- Instructions for the task
Nothing may be dropped or altered: reproduce all the data.

(Recorded data)
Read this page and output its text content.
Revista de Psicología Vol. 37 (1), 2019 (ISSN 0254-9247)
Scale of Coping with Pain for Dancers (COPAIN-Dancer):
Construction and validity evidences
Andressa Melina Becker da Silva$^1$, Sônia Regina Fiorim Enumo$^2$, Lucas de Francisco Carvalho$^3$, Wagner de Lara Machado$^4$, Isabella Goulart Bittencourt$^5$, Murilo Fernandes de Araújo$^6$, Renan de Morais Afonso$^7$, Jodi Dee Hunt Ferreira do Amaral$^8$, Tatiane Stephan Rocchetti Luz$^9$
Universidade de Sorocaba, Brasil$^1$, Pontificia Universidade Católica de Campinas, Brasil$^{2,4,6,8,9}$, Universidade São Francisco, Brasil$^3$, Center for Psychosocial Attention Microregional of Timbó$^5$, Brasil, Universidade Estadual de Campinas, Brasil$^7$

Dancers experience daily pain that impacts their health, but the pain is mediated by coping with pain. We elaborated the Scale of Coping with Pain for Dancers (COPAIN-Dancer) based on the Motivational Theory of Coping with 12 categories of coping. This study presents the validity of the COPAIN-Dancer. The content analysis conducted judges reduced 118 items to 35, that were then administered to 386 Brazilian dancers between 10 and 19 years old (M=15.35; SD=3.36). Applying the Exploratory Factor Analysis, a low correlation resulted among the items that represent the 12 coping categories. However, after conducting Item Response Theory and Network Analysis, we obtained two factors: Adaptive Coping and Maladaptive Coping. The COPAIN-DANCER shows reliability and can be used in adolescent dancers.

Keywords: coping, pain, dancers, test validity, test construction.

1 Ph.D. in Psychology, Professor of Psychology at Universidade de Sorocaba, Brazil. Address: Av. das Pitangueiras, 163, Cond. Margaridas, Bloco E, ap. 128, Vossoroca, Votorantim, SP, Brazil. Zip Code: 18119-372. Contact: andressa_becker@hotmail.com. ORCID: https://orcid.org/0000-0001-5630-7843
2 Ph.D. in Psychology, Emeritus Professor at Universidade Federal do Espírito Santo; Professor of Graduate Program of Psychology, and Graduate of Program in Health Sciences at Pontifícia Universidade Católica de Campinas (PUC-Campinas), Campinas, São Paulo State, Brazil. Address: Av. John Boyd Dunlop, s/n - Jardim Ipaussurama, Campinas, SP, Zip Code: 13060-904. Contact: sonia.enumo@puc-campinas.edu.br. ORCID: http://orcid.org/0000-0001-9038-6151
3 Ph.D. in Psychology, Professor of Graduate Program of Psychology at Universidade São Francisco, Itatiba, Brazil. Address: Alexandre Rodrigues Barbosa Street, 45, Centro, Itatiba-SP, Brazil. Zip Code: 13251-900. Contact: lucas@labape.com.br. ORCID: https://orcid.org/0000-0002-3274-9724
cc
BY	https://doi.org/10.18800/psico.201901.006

- Output
Read this page and output its text content.
Revista de Psicología Vol. 37 (1), 2019 (ISSN 0254-9247)
Scale of Coping with Pain for Dancers (COPAIN-Dancer):
Construction and validity evidences
Andressa Melina Becker da Silva$^1$, Sônia Regina Fiorim Enumo$^2$, Lucas de Francisco Carvalho$^3$, Wagner de Lara Machado$^4$, Isabella Goulart Bittencourt$^5$, Murilo Fernandes de Araújo$^6$, Renan de Morais Afonso$^7$, Jodi Dee Hunt Ferreira do Amaral$^8$, Tatiane Stephan Rocchetti Luz$^9$
Universidade de Sorocaba, Brasil$^1$, Pontificia Universidade Católica de Campinas, Brasil$^{2,4,6,8,9}$, Universidade São Francisco, Brasil$^3$, Center for Psychosocial Attention Microregional of Timbó$^5$, Brasil, Universidade Estadual de Campinas, Brasil$^7$

Dancers experience daily pain that impacts their health, but the pain is mediated by coping with pain. We elaborated the Scale of Coping with Pain for Dancers (COPAIN-Dancer) based on the Motivational Theory of Coping with 12 categories of coping. This study presents the validity of the COPAIN-Dancer. The content analysis conducted judges reduced 118 items to 35, that were then administered to 386 Brazilian dancers between 10 and 19 years old (M=15.35; SD=3.36). Applying the Exploratory Factor Analysis, a low correlation resulted among the items that represent the 12 coping categories. However, after conducting Item Response Theory and Network Analysis, we obtained two factors: Adaptive Coping and Maladaptive Coping. The COPAIN-DANCER shows reliability and can be used in adolescent dancers.

Keywords: coping, pain, dancers, test validity, test construction.

1 Ph.D. in Psychology, Professor of Psychology at Universidade de Sorocaba, Brazil. Address: Av. das Pitangueiras, 163, Cond. Margaridas, Bloco E, ap. 128, Vossoroca, Votorantim, SP, Brazil. Zip Code: 18119-372. Contact: andressa_becker@hotmail.com. ORCID: https://orcid.org/0000-0001-5630-7843
2 Ph.D. in Psychology, Emeritus Professor at Universidade Federal do Espírito Santo; Professor of Graduate Program of Psychology, and Graduate of Program in Health Sciences at Pontifícia Universidade Católica de Campinas (PUC-Campinas), Campinas, São Paulo State, Brazil. Address: Av. John Boyd Dunlop, s/n - Jardim Ipaussurama, Campinas, SP, Zip Code: 13060-904. Contact: sonia.enumo@puc-campinas.edu.br. ORCID: http://orcid.org/0000-0001-9038-6151
3 Ph.D. in Psychology, Professor of Graduate Program of Psychology at Universidade São Francisco, Itatiba, Brazil. Address: Alexandre Rodrigues Barbosa Street, 45, Centro, Itatiba-SP, Brazil. Zip Code: 13251-900. Contact: lucas@labape.com.br. ORCID: https://orcid.org/0000-0002-3274-9724
cc
BY	https://doi.org/10.18800/psico.201901.006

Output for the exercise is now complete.